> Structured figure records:
**********
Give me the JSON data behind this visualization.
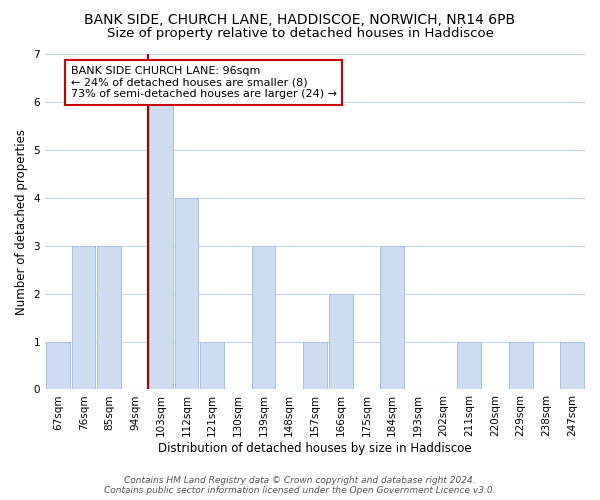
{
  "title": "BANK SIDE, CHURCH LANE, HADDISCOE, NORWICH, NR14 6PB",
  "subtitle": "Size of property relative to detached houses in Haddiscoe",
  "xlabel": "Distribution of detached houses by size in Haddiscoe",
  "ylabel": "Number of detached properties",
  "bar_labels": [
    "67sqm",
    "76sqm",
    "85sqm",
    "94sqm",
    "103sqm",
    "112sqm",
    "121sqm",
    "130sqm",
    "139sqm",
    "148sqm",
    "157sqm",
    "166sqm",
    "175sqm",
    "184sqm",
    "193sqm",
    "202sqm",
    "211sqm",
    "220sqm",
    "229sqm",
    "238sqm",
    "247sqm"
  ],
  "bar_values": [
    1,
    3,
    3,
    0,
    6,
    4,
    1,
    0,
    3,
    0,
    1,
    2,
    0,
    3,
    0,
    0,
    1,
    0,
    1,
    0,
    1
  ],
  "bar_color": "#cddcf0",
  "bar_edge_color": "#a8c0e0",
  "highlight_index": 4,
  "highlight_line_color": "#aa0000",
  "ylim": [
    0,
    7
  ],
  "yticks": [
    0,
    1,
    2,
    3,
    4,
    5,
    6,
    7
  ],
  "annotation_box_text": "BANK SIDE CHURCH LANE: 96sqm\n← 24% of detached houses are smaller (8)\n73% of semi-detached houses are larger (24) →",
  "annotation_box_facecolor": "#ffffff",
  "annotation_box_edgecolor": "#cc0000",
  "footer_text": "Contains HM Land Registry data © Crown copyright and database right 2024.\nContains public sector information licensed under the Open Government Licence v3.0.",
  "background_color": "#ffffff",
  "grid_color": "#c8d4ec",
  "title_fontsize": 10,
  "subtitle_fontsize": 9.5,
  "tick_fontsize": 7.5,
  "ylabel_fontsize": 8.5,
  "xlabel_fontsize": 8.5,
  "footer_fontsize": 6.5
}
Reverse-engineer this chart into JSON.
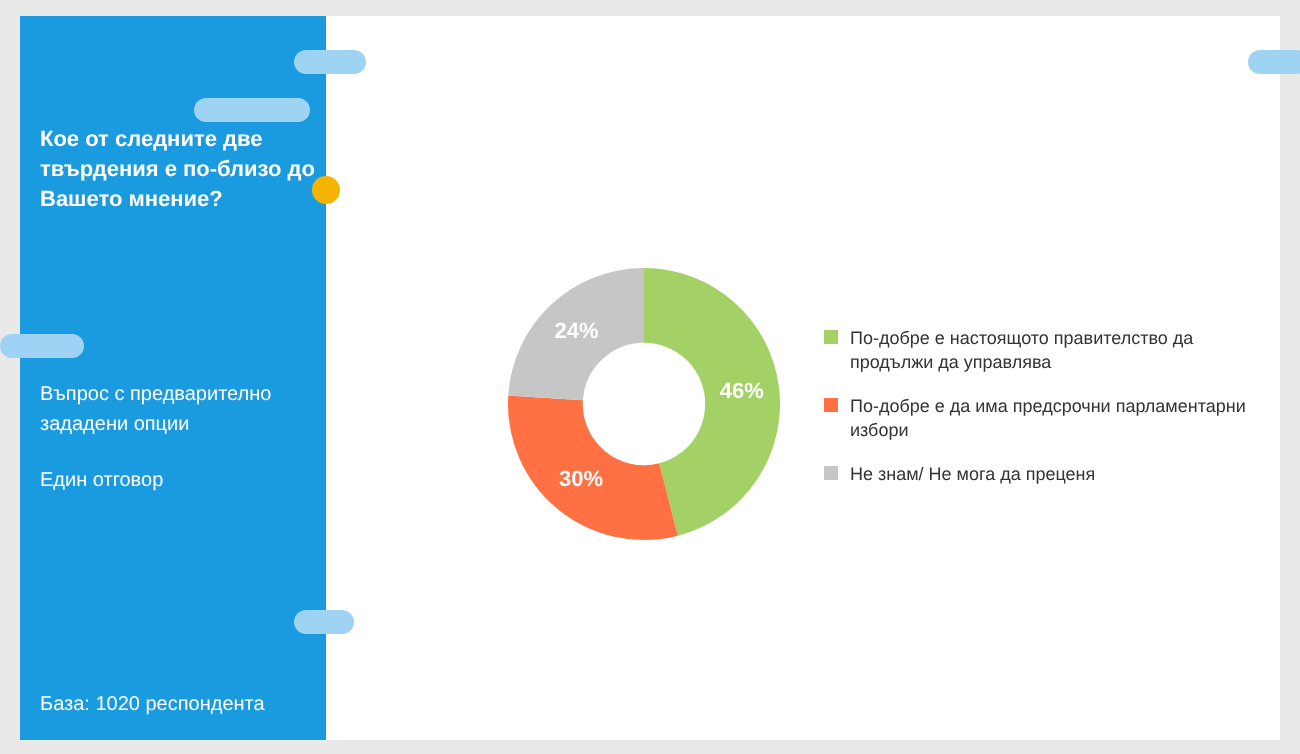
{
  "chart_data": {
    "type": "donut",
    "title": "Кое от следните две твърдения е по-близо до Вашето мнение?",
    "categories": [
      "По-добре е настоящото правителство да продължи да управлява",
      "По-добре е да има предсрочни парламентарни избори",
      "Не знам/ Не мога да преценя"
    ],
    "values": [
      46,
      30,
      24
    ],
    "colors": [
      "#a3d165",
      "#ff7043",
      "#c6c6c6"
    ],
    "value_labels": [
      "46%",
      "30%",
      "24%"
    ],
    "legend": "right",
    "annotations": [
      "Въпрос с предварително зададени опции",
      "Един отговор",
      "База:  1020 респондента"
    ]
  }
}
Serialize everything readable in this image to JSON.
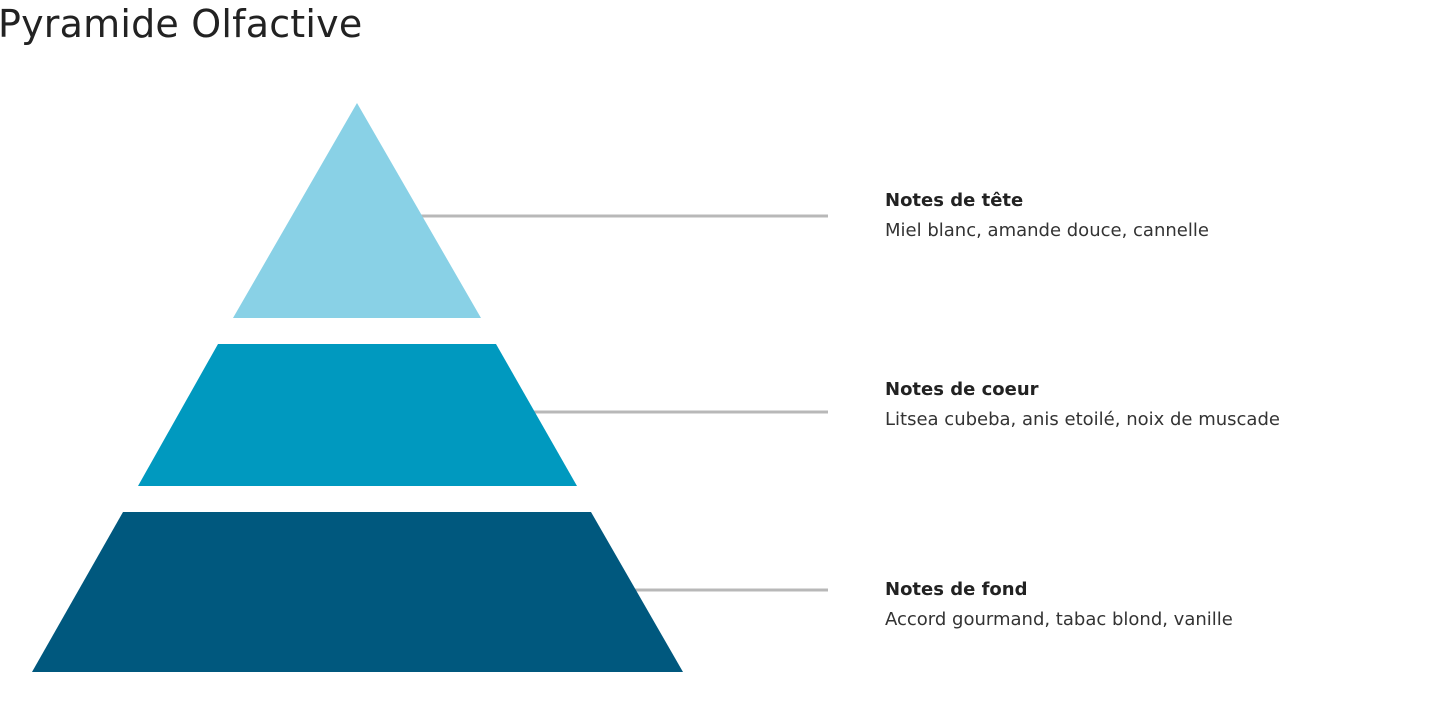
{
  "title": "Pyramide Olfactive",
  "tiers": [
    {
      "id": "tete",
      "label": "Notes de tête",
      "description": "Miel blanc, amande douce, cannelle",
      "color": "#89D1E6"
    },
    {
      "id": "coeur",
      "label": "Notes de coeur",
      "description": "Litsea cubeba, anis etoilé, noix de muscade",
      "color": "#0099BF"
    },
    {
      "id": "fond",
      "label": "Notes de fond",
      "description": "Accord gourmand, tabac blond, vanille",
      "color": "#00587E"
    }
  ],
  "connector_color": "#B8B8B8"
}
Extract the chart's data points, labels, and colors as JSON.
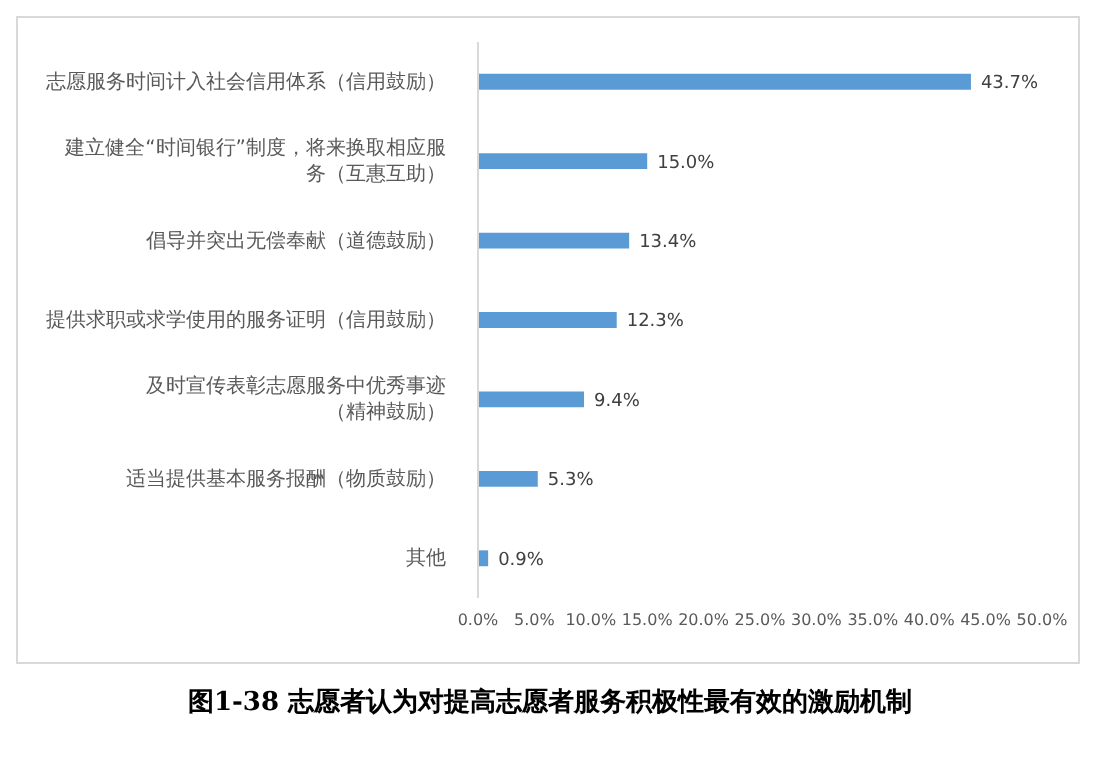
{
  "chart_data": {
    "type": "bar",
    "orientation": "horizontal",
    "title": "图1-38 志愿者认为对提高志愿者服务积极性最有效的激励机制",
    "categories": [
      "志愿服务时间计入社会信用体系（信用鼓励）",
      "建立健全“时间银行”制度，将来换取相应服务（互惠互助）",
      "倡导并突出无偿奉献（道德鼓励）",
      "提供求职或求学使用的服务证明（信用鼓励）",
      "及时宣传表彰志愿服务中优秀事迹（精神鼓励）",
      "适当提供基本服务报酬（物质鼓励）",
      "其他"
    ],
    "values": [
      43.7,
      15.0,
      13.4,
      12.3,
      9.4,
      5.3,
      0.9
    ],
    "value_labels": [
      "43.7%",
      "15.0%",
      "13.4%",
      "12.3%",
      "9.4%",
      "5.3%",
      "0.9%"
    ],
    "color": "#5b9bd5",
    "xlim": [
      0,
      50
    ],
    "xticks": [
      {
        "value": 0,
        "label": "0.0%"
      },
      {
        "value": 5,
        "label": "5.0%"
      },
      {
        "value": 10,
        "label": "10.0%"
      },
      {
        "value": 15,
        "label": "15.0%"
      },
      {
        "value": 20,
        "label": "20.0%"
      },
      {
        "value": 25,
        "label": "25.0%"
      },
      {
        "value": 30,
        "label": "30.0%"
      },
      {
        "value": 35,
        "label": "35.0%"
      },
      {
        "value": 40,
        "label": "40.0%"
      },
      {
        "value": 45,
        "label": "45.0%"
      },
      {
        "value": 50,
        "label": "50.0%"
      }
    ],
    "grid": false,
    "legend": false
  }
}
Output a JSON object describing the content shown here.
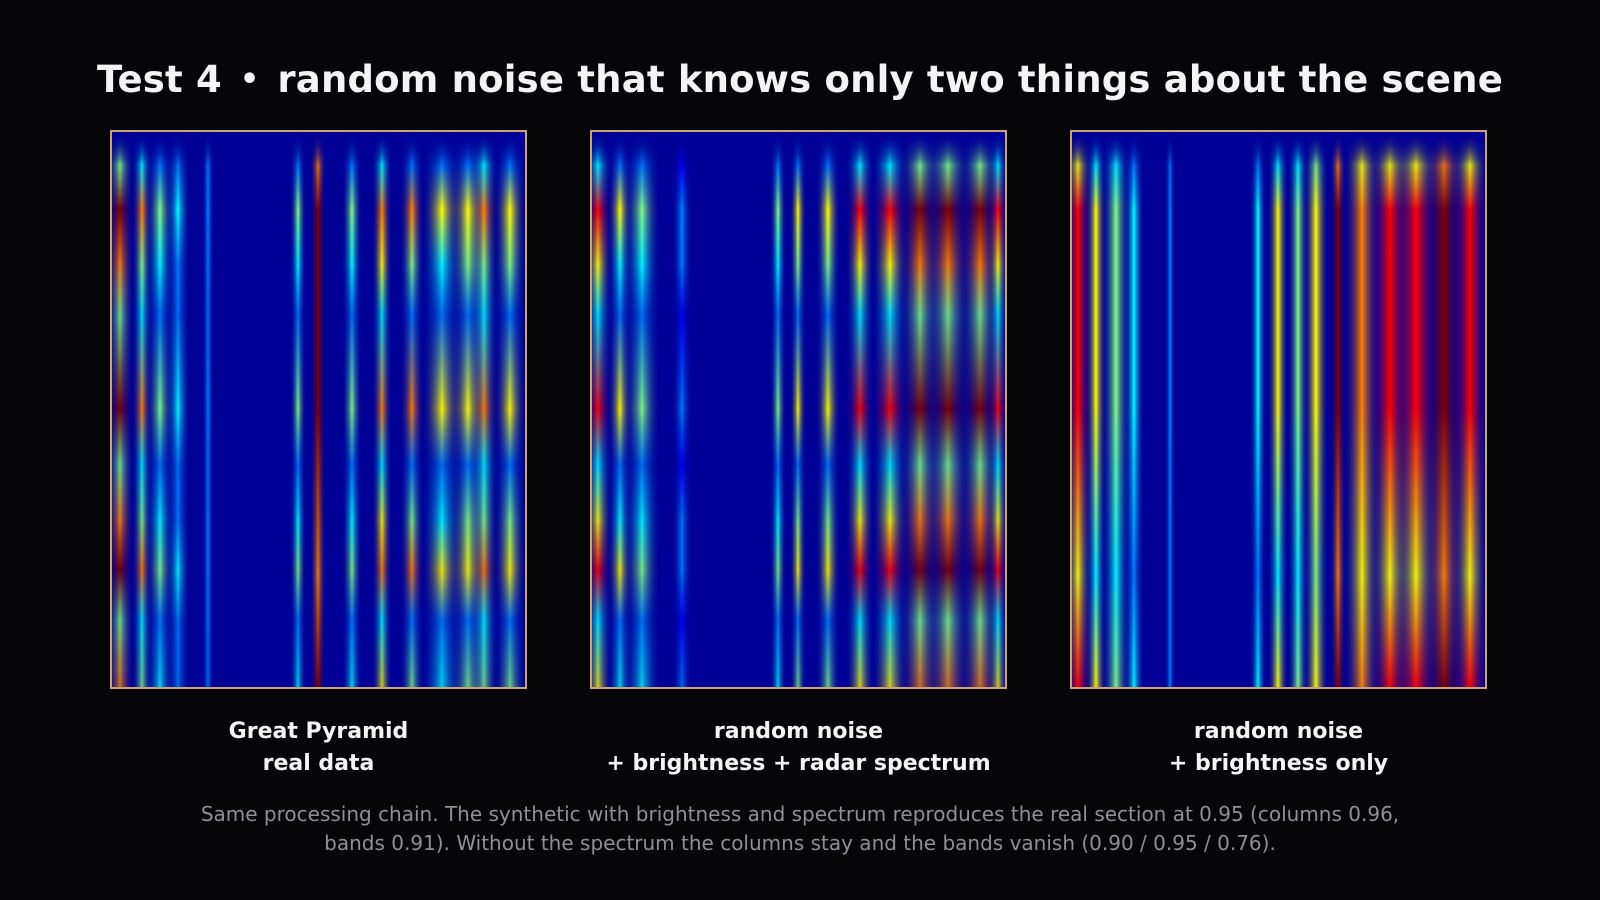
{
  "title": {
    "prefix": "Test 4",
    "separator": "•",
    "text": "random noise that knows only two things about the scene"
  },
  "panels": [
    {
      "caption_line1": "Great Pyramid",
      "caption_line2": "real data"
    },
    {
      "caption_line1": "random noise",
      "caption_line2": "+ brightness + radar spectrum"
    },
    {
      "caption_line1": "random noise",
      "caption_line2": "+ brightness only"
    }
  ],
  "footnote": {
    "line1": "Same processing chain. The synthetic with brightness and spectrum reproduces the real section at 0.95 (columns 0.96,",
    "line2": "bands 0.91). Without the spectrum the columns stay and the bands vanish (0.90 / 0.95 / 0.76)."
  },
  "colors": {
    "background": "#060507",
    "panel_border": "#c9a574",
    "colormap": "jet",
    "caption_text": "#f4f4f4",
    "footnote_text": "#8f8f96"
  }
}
**********
> What the task asks: Leave out the pictures and transcribe everything else exactly.

> Result of the task:
Give me the JSON data behind this visualization.
{
  "title": "BANK SIDE, CHURCH LANE, HADDISCOE, NORWICH, NR14 6PB",
  "subtitle": "Size of property relative to detached houses in Haddiscoe",
  "xlabel": "Distribution of detached houses by size in Haddiscoe",
  "ylabel": "Number of detached properties",
  "bar_labels": [
    "67sqm",
    "76sqm",
    "85sqm",
    "94sqm",
    "103sqm",
    "112sqm",
    "121sqm",
    "130sqm",
    "139sqm",
    "148sqm",
    "157sqm",
    "166sqm",
    "175sqm",
    "184sqm",
    "193sqm",
    "202sqm",
    "211sqm",
    "220sqm",
    "229sqm",
    "238sqm",
    "247sqm"
  ],
  "bar_values": [
    1,
    3,
    3,
    0,
    6,
    4,
    1,
    0,
    3,
    0,
    1,
    2,
    0,
    3,
    0,
    0,
    1,
    0,
    1,
    0,
    1
  ],
  "bar_color": "#cddcf0",
  "bar_edge_color": "#a8c0e0",
  "highlight_index": 4,
  "highlight_line_color": "#aa0000",
  "ylim": [
    0,
    7
  ],
  "yticks": [
    0,
    1,
    2,
    3,
    4,
    5,
    6,
    7
  ],
  "annotation_box_text": "BANK SIDE CHURCH LANE: 96sqm\n← 24% of detached houses are smaller (8)\n73% of semi-detached houses are larger (24) →",
  "annotation_box_facecolor": "#ffffff",
  "annotation_box_edgecolor": "#cc0000",
  "footer_text": "Contains HM Land Registry data © Crown copyright and database right 2024.\nContains public sector information licensed under the Open Government Licence v3.0.",
  "background_color": "#ffffff",
  "grid_color": "#c8d4ec",
  "title_fontsize": 10,
  "subtitle_fontsize": 9.5,
  "tick_fontsize": 7.5,
  "ylabel_fontsize": 8.5,
  "xlabel_fontsize": 8.5,
  "footer_fontsize": 6.5
}
Reverse-engineer this chart into JSON.
{
  "chart_data": {
    "type": "donut",
    "title": "Кое от следните две твърдения е по-близо до Вашето мнение?",
    "categories": [
      "По-добре е настоящото правителство да продължи да управлява",
      "По-добре е да има предсрочни парламентарни избори",
      "Не знам/ Не мога да преценя"
    ],
    "values": [
      46,
      30,
      24
    ],
    "colors": [
      "#a3d165",
      "#ff7043",
      "#c6c6c6"
    ],
    "value_labels": [
      "46%",
      "30%",
      "24%"
    ],
    "legend": "right",
    "annotations": [
      "Въпрос с предварително зададени опции",
      "Един отговор",
      "База:  1020 респондента"
    ]
  }
}
Serialize everything readable in this image to JSON.
{
  "title": "Pyramide Olfactive",
  "tiers": [
    {
      "id": "tete",
      "label": "Notes de tête",
      "description": "Miel blanc, amande douce, cannelle",
      "color": "#89D1E6"
    },
    {
      "id": "coeur",
      "label": "Notes de coeur",
      "description": "Litsea cubeba, anis etoilé, noix de muscade",
      "color": "#0099BF"
    },
    {
      "id": "fond",
      "label": "Notes de fond",
      "description": "Accord gourmand, tabac blond, vanille",
      "color": "#00587E"
    }
  ],
  "connector_color": "#B8B8B8"
}
Extract the chart's data points, labels, and colors as JSON.
{
  "chart_data": {
    "type": "bar",
    "orientation": "horizontal",
    "title": "图1-38 志愿者认为对提高志愿者服务积极性最有效的激励机制",
    "categories": [
      "志愿服务时间计入社会信用体系（信用鼓励）",
      "建立健全“时间银行”制度，将来换取相应服务（互惠互助）",
      "倡导并突出无偿奉献（道德鼓励）",
      "提供求职或求学使用的服务证明（信用鼓励）",
      "及时宣传表彰志愿服务中优秀事迹（精神鼓励）",
      "适当提供基本服务报酬（物质鼓励）",
      "其他"
    ],
    "values": [
      43.7,
      15.0,
      13.4,
      12.3,
      9.4,
      5.3,
      0.9
    ],
    "value_labels": [
      "43.7%",
      "15.0%",
      "13.4%",
      "12.3%",
      "9.4%",
      "5.3%",
      "0.9%"
    ],
    "color": "#5b9bd5",
    "xlim": [
      0,
      50
    ],
    "xticks": [
      {
        "value": 0,
        "label": "0.0%"
      },
      {
        "value": 5,
        "label": "5.0%"
      },
      {
        "value": 10,
        "label": "10.0%"
      },
      {
        "value": 15,
        "label": "15.0%"
      },
      {
        "value": 20,
        "label": "20.0%"
      },
      {
        "value": 25,
        "label": "25.0%"
      },
      {
        "value": 30,
        "label": "30.0%"
      },
      {
        "value": 35,
        "label": "35.0%"
      },
      {
        "value": 40,
        "label": "40.0%"
      },
      {
        "value": 45,
        "label": "45.0%"
      },
      {
        "value": 50,
        "label": "50.0%"
      }
    ],
    "grid": false,
    "legend": false
  }
}
Output a JSON object describing the content shown here.
{
  "title": {
    "prefix": "Test 4",
    "separator": "•",
    "text": "random noise that knows only two things about the scene"
  },
  "panels": [
    {
      "caption_line1": "Great Pyramid",
      "caption_line2": "real data"
    },
    {
      "caption_line1": "random noise",
      "caption_line2": "+ brightness + radar spectrum"
    },
    {
      "caption_line1": "random noise",
      "caption_line2": "+ brightness only"
    }
  ],
  "footnote": {
    "line1": "Same processing chain. The synthetic with brightness and spectrum reproduces the real section at 0.95 (columns 0.96,",
    "line2": "bands 0.91). Without the spectrum the columns stay and the bands vanish (0.90 / 0.95 / 0.76)."
  },
  "colors": {
    "background": "#060507",
    "panel_border": "#c9a574",
    "colormap": "jet",
    "caption_text": "#f4f4f4",
    "footnote_text": "#8f8f96"
  }
}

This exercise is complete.